**Set task:**
Copy out the complete listing, word for word.

**Supplied data:**

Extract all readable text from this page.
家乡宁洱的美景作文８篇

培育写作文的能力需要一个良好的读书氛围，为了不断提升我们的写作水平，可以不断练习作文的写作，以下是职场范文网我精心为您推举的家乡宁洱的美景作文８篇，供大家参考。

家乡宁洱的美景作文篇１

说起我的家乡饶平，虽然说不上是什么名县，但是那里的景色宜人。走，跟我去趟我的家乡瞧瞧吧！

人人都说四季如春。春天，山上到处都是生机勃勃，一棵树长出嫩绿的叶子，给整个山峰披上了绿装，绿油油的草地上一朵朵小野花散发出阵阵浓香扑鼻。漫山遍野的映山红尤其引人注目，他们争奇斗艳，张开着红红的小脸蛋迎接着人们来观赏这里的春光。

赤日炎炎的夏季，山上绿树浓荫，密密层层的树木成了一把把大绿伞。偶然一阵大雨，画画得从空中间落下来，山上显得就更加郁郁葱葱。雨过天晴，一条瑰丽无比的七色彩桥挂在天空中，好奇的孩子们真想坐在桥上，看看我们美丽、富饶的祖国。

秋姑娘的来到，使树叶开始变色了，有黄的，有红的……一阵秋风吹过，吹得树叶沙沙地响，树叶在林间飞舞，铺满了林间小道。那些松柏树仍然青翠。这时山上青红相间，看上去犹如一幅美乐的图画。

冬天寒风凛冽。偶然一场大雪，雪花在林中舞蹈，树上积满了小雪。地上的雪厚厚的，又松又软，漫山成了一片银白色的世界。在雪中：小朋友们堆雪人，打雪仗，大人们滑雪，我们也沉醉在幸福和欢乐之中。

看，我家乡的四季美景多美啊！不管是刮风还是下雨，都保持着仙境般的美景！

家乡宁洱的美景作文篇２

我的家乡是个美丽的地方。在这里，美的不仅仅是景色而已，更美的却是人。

**Task output:**
Extract all readable text from this page.
家乡宁洱的美景作文８篇

培育写作文的能力需要一个良好的读书氛围，为了不断提升我们的写作水平，可以不断练习作文的写作，以下是职场范文网我精心为您推举的家乡宁洱的美景作文８篇，供大家参考。

家乡宁洱的美景作文篇１

说起我的家乡饶平，虽然说不上是什么名县，但是那里的景色宜人。走，跟我去趟我的家乡瞧瞧吧！

人人都说四季如春。春天，山上到处都是生机勃勃，一棵树长出嫩绿的叶子，给整个山峰披上了绿装，绿油油的草地上一朵朵小野花散发出阵阵浓香扑鼻。漫山遍野的映山红尤其引人注目，他们争奇斗艳，张开着红红的小脸蛋迎接着人们来观赏这里的春光。

赤日炎炎的夏季，山上绿树浓荫，密密层层的树木成了一把把大绿伞。偶然一阵大雨，画画得从空中间落下来，山上显得就更加郁郁葱葱。雨过天晴，一条瑰丽无比的七色彩桥挂在天空中，好奇的孩子们真想坐在桥上，看看我们美丽、富饶的祖国。

秋姑娘的来到，使树叶开始变色了，有黄的，有红的……一阵秋风吹过，吹得树叶沙沙地响，树叶在林间飞舞，铺满了林间小道。那些松柏树仍然青翠。这时山上青红相间，看上去犹如一幅美乐的图画。

冬天寒风凛冽。偶然一场大雪，雪花在林中舞蹈，树上积满了小雪。地上的雪厚厚的，又松又软，漫山成了一片银白色的世界。在雪中：小朋友们堆雪人，打雪仗，大人们滑雪，我们也沉醉在幸福和欢乐之中。

看，我家乡的四季美景多美啊！不管是刮风还是下雨，都保持着仙境般的美景！

家乡宁洱的美景作文篇２

我的家乡是个美丽的地方。在这里，美的不仅仅是景色而已，更美的却是人。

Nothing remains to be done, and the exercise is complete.